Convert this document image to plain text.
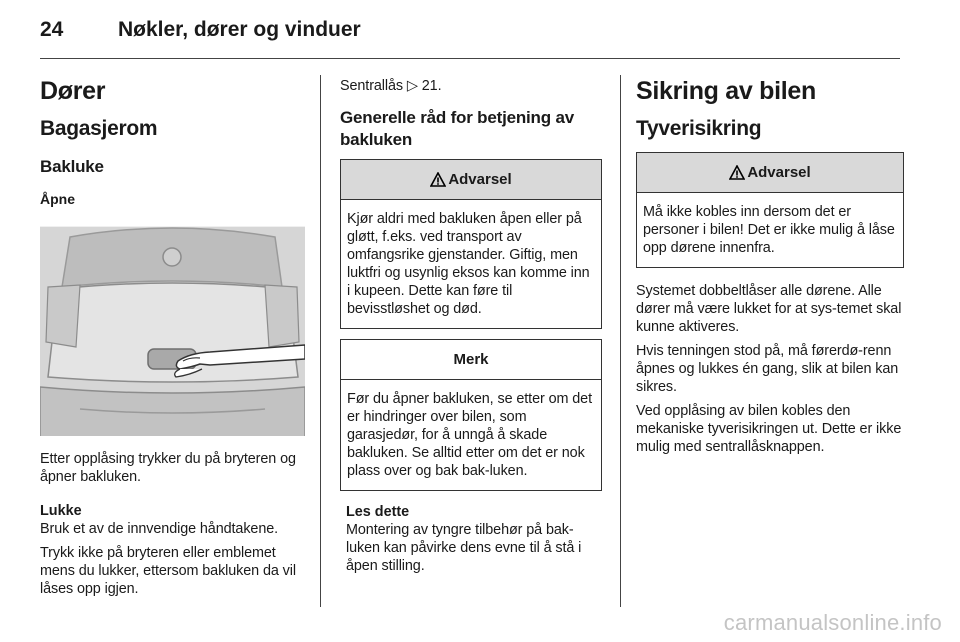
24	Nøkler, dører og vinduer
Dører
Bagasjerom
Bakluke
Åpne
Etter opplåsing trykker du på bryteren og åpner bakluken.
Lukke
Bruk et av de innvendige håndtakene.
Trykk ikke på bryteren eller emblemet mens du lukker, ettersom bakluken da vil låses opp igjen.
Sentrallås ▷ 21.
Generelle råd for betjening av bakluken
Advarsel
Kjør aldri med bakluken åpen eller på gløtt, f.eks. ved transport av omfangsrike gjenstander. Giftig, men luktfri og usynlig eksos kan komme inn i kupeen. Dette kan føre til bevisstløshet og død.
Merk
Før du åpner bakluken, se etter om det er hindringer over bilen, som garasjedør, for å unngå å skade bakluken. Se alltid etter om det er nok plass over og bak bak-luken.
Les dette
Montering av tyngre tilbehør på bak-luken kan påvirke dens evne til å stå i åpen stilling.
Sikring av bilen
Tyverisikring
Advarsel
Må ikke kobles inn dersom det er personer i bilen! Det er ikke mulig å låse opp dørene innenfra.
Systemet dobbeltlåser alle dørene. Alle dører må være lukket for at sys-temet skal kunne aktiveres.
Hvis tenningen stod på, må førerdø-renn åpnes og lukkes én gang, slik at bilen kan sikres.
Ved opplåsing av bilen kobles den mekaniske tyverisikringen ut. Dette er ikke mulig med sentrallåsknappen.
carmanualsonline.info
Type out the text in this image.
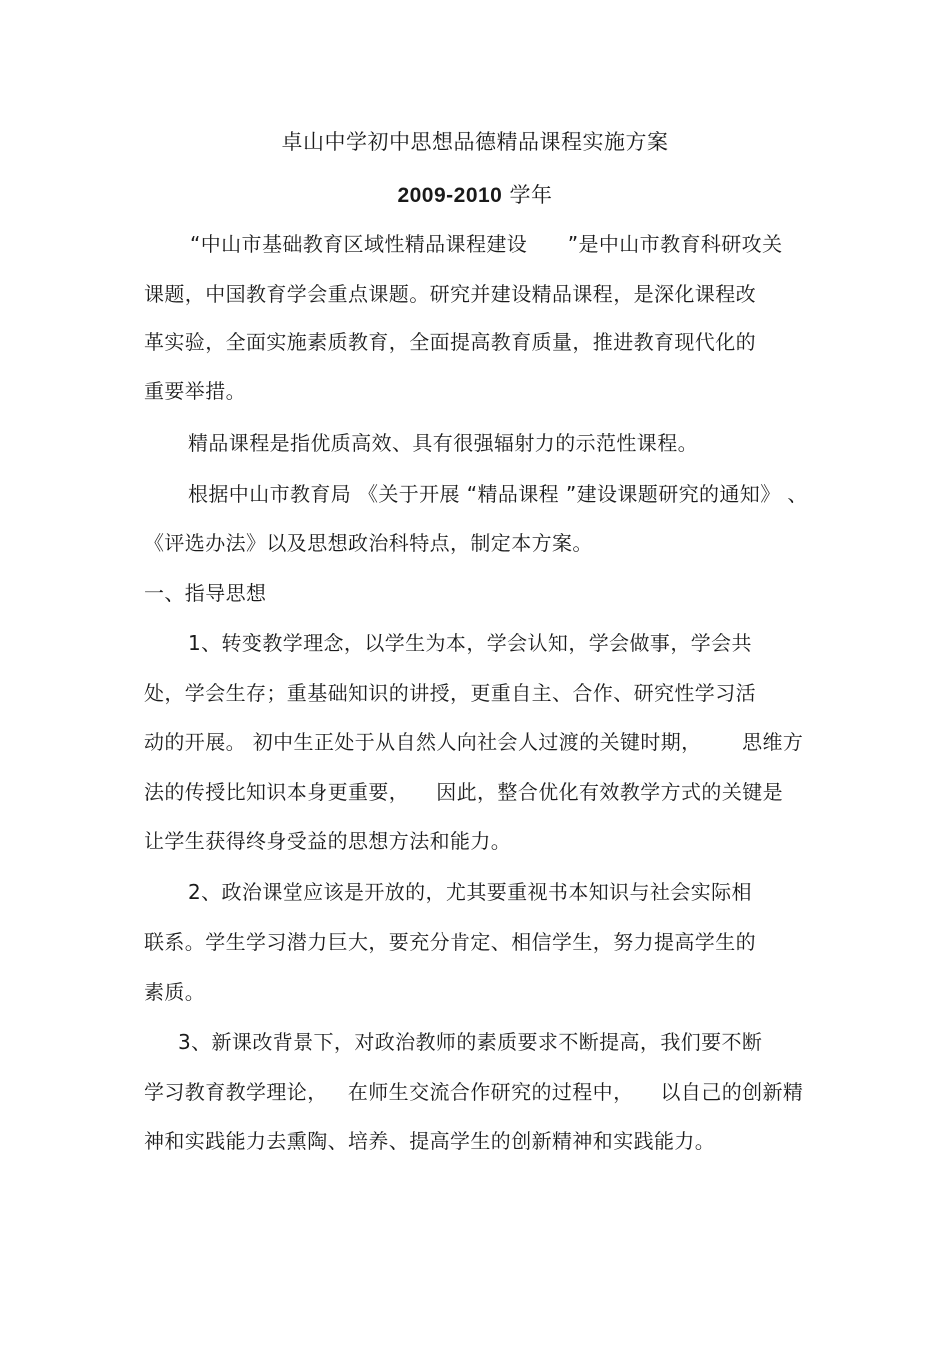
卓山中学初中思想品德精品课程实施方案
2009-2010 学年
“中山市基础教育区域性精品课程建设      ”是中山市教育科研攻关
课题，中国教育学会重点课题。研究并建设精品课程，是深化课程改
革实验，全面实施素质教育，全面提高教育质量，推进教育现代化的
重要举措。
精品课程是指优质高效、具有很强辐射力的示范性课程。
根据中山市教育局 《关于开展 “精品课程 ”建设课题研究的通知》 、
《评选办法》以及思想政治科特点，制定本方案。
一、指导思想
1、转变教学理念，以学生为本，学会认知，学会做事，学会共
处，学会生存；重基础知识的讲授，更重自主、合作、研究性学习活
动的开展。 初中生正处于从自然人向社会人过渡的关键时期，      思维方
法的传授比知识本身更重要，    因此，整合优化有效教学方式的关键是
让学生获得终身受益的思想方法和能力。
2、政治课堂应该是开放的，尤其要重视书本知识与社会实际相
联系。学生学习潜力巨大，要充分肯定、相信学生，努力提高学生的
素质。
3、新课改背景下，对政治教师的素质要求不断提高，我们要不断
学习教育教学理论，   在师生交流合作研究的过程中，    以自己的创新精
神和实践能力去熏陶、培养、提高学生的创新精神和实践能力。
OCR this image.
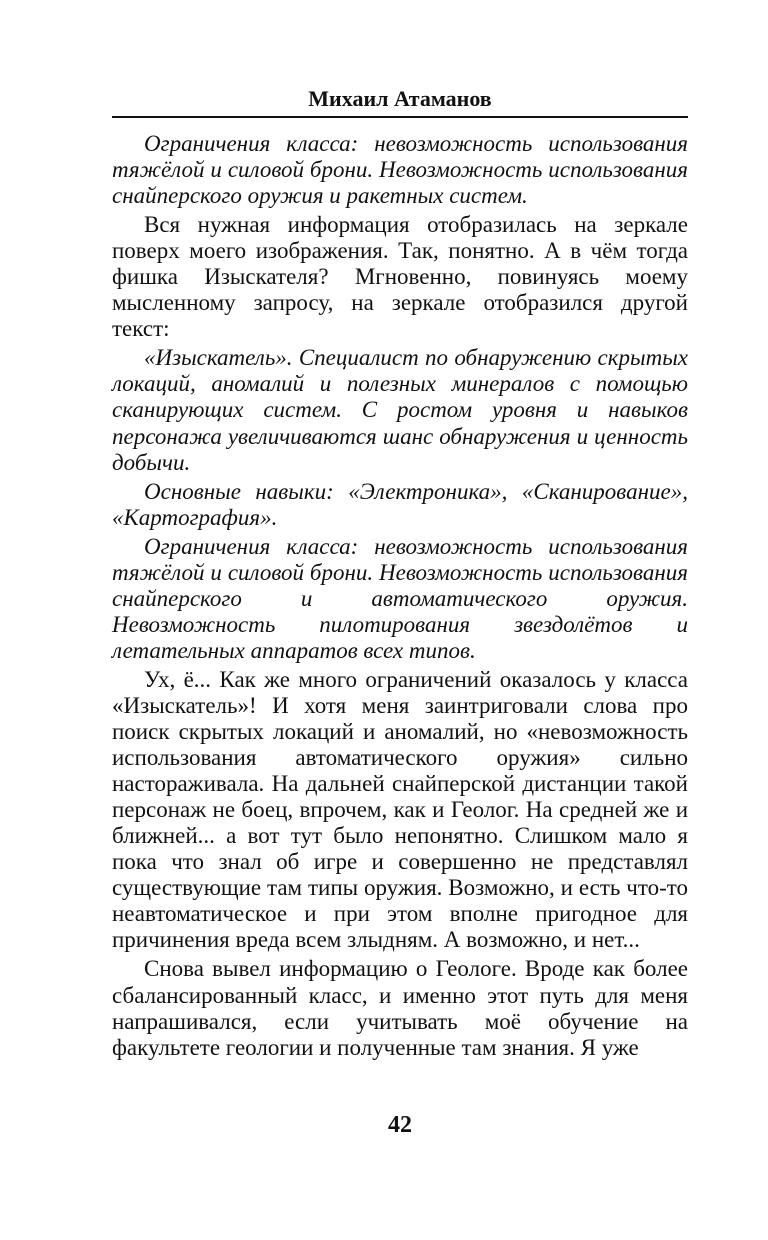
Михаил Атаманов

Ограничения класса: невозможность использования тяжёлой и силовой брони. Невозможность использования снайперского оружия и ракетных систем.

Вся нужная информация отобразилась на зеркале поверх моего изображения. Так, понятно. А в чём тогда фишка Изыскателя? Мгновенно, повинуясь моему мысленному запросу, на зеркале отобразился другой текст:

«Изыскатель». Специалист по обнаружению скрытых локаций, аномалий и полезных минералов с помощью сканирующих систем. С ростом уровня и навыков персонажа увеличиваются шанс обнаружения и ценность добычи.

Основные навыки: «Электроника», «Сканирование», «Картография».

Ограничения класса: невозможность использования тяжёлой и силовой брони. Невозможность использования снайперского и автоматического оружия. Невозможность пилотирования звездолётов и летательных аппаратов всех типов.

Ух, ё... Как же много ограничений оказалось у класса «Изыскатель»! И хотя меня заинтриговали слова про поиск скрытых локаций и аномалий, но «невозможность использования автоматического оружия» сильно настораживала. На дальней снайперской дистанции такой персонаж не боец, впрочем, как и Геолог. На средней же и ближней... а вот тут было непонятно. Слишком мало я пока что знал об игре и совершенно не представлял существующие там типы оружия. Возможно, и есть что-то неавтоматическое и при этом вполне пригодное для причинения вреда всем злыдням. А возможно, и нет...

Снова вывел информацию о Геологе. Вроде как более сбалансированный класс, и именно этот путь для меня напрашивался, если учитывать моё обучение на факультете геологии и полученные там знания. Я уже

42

=======

— What the task requires —
Show each line of the data that contains the string "систем".

— Correct result —
Ограничения класса: невозможность использования тяжёлой и силовой брони. Невозможность использования снайперского оружия и ракетных систем.
«Изыскатель». Специалист по обнаружению скрытых локаций, аномалий и полезных минералов с помощью сканирующих систем. С ростом уровня и навыков персонажа увеличиваются шанс обнаружения и ценность добычи.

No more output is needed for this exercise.